Without further comment, state how many lines in the listing below contain the word "have".

Data extracted from a collection
---
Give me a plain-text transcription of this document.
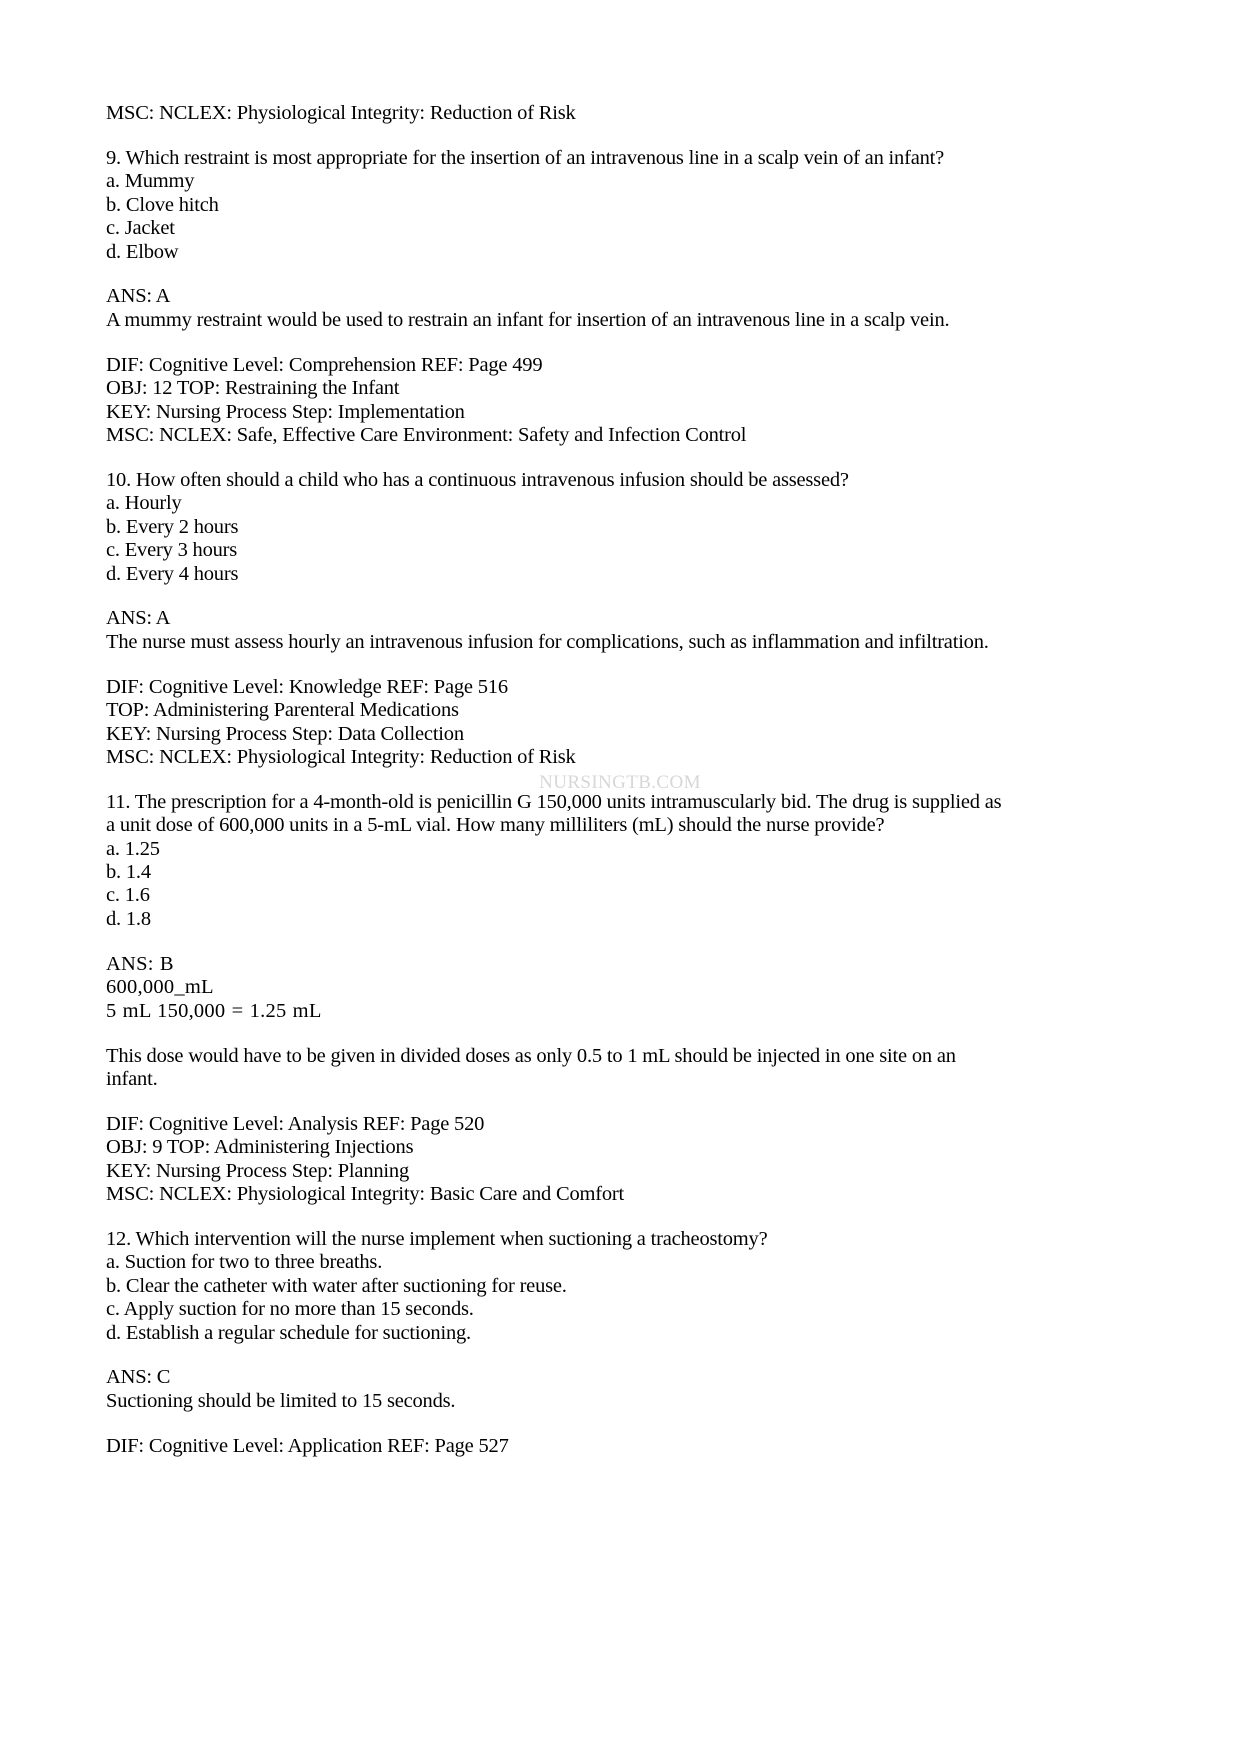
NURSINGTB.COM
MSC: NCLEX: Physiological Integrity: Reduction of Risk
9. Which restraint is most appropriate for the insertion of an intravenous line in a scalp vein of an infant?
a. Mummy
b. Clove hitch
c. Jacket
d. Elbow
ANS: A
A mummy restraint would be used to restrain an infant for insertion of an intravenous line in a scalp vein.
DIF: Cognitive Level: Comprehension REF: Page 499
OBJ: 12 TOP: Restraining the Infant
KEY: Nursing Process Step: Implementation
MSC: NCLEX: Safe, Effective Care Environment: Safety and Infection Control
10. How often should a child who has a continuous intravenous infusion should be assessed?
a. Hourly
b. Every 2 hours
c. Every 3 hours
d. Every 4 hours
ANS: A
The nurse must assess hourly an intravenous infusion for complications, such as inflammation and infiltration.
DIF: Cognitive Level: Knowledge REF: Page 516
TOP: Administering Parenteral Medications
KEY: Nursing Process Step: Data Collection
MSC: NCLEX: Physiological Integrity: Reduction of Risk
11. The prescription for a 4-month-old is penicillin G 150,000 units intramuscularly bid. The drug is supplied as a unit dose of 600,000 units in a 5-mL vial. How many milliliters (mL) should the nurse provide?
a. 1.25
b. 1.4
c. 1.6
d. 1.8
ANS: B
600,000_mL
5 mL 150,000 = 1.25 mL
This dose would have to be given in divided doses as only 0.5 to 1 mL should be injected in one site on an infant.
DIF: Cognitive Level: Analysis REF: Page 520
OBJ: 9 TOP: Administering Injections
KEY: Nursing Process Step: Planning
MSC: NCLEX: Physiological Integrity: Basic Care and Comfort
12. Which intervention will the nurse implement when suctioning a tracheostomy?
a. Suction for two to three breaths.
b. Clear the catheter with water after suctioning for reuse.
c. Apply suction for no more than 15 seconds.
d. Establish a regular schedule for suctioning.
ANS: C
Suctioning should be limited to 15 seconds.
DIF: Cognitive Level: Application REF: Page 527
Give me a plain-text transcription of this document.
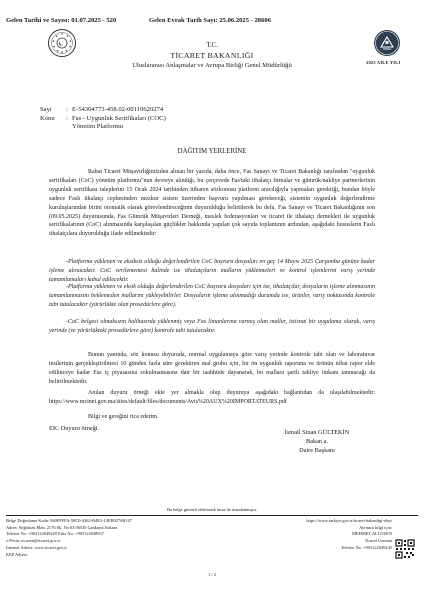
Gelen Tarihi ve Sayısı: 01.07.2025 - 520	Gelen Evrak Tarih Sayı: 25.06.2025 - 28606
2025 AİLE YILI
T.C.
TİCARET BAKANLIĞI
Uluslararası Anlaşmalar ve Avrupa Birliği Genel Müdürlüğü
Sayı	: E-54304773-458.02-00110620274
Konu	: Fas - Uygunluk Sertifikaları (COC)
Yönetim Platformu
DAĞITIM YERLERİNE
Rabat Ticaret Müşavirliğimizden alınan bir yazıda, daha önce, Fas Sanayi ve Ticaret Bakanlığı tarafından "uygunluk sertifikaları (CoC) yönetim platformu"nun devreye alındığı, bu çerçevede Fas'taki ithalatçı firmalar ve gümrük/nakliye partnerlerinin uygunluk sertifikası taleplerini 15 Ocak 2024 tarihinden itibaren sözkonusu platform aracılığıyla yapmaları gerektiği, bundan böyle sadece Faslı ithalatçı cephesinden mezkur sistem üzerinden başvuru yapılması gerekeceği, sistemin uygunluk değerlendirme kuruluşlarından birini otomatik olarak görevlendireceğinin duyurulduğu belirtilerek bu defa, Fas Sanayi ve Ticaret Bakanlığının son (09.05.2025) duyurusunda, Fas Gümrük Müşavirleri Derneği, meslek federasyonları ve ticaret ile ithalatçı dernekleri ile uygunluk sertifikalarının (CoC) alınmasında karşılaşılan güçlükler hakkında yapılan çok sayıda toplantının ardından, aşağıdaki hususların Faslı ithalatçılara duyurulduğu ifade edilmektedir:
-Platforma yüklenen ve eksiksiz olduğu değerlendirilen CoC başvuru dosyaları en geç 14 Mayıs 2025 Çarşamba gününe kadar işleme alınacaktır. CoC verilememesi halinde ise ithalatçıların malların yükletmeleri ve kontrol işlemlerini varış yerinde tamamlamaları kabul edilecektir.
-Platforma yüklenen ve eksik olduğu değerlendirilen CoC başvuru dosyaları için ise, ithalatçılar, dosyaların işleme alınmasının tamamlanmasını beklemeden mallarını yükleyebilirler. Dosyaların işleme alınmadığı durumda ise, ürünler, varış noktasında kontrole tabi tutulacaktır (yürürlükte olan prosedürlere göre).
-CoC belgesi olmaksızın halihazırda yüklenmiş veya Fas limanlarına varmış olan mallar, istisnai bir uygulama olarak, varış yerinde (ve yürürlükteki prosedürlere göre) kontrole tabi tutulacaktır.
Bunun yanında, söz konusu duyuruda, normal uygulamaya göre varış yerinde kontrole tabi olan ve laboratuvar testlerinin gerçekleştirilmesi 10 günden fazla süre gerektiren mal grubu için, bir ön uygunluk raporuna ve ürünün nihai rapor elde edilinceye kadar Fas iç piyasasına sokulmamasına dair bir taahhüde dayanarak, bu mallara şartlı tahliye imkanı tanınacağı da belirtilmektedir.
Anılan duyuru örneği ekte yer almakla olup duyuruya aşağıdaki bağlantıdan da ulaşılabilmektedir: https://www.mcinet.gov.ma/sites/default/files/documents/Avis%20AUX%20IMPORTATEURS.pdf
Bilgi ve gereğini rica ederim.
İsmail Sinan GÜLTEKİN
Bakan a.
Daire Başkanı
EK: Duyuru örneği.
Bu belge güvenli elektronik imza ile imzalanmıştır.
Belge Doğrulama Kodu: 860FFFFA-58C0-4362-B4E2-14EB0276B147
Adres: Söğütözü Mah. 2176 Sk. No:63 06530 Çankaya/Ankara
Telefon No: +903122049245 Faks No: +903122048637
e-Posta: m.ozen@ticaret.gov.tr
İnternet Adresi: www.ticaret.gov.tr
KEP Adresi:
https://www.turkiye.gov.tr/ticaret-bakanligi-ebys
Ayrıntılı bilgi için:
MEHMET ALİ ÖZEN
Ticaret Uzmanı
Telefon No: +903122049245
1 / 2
---
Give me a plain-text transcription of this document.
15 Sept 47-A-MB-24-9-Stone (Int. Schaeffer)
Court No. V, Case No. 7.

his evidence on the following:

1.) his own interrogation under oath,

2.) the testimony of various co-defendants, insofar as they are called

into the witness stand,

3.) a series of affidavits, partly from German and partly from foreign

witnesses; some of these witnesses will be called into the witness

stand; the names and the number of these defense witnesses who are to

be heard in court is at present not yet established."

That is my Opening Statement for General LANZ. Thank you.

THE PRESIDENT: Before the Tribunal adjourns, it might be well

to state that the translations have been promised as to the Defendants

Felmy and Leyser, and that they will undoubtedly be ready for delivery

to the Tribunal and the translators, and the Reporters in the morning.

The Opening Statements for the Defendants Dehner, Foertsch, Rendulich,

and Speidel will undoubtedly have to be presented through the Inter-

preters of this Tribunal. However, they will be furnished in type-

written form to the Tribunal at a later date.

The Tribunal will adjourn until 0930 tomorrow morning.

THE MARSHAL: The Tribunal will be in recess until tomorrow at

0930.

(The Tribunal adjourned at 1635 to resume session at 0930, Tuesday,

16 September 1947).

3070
---
Solved exercise - 3